-- START --

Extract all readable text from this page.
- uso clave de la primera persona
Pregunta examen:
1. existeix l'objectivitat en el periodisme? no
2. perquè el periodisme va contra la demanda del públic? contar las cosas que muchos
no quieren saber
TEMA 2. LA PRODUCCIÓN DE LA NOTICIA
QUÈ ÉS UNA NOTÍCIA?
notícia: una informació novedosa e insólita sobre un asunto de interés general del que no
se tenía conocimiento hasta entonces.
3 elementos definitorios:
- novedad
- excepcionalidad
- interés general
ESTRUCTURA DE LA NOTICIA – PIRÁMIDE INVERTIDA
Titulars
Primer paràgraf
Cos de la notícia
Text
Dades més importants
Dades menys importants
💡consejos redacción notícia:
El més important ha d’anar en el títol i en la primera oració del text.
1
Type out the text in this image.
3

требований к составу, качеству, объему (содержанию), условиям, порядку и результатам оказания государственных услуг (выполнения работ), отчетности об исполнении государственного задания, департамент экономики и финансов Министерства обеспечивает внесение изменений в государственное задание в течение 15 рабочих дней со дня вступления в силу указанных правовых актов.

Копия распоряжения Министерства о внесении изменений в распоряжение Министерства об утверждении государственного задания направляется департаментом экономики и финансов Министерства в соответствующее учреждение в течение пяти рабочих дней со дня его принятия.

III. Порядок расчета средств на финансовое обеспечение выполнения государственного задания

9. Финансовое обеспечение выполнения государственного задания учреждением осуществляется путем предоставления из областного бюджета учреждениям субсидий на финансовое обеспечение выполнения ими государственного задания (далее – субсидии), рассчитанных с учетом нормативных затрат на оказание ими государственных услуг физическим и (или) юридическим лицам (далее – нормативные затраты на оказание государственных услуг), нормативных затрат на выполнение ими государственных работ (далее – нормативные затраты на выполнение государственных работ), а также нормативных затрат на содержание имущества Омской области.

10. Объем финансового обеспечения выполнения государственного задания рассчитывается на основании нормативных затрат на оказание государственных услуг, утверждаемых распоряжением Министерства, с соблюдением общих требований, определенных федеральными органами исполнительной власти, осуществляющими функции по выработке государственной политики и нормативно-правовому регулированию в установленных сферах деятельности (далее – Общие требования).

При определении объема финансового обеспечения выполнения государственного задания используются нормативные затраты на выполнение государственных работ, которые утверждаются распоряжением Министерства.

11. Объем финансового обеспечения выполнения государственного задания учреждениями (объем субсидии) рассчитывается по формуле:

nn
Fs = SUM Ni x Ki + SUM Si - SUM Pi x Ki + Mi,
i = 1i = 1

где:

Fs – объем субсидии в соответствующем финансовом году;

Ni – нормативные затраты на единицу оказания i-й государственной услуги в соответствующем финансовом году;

-- END --

_Task objective_
Copy out the material word for word and line for line.

_Reply_
Extract all readable text from this page.
- uso clave de la primera persona
Pregunta examen:
1. existeix l'objectivitat en el periodisme? no
2. perquè el periodisme va contra la demanda del públic? contar las cosas que muchos
no quieren saber
TEMA 2. LA PRODUCCIÓN DE LA NOTICIA
QUÈ ÉS UNA NOTÍCIA?
notícia: una informació novedosa e insólita sobre un asunto de interés general del que no
se tenía conocimiento hasta entonces.
3 elementos definitorios:
- novedad
- excepcionalidad
- interés general
ESTRUCTURA DE LA NOTICIA – PIRÁMIDE INVERTIDA
Titulars
Primer paràgraf
Cos de la notícia
Text
Dades més importants
Dades menys importants
💡consejos redacción notícia:
El més important ha d’anar en el títol i en la primera oració del text.
1
Type out the text in this image.
3

требований к составу, качеству, объему (содержанию), условиям, порядку и результатам оказания государственных услуг (выполнения работ), отчетности об исполнении государственного задания, департамент экономики и финансов Министерства обеспечивает внесение изменений в государственное задание в течение 15 рабочих дней со дня вступления в силу указанных правовых актов.

Копия распоряжения Министерства о внесении изменений в распоряжение Министерства об утверждении государственного задания направляется департаментом экономики и финансов Министерства в соответствующее учреждение в течение пяти рабочих дней со дня его принятия.

III. Порядок расчета средств на финансовое обеспечение выполнения государственного задания

9. Финансовое обеспечение выполнения государственного задания учреждением осуществляется путем предоставления из областного бюджета учреждениям субсидий на финансовое обеспечение выполнения ими государственного задания (далее – субсидии), рассчитанных с учетом нормативных затрат на оказание ими государственных услуг физическим и (или) юридическим лицам (далее – нормативные затраты на оказание государственных услуг), нормативных затрат на выполнение ими государственных работ (далее – нормативные затраты на выполнение государственных работ), а также нормативных затрат на содержание имущества Омской области.

10. Объем финансового обеспечения выполнения государственного задания рассчитывается на основании нормативных затрат на оказание государственных услуг, утверждаемых распоряжением Министерства, с соблюдением общих требований, определенных федеральными органами исполнительной власти, осуществляющими функции по выработке государственной политики и нормативно-правовому регулированию в установленных сферах деятельности (далее – Общие требования).

При определении объема финансового обеспечения выполнения государственного задания используются нормативные затраты на выполнение государственных работ, которые утверждаются распоряжением Министерства.

11. Объем финансового обеспечения выполнения государственного задания учреждениями (объем субсидии) рассчитывается по формуле:

nn
Fs = SUM Ni x Ki + SUM Si - SUM Pi x Ki + Mi,
i = 1i = 1

где:

Fs – объем субсидии в соответствующем финансовом году;

Ni – нормативные затраты на единицу оказания i-й государственной услуги в соответствующем финансовом году;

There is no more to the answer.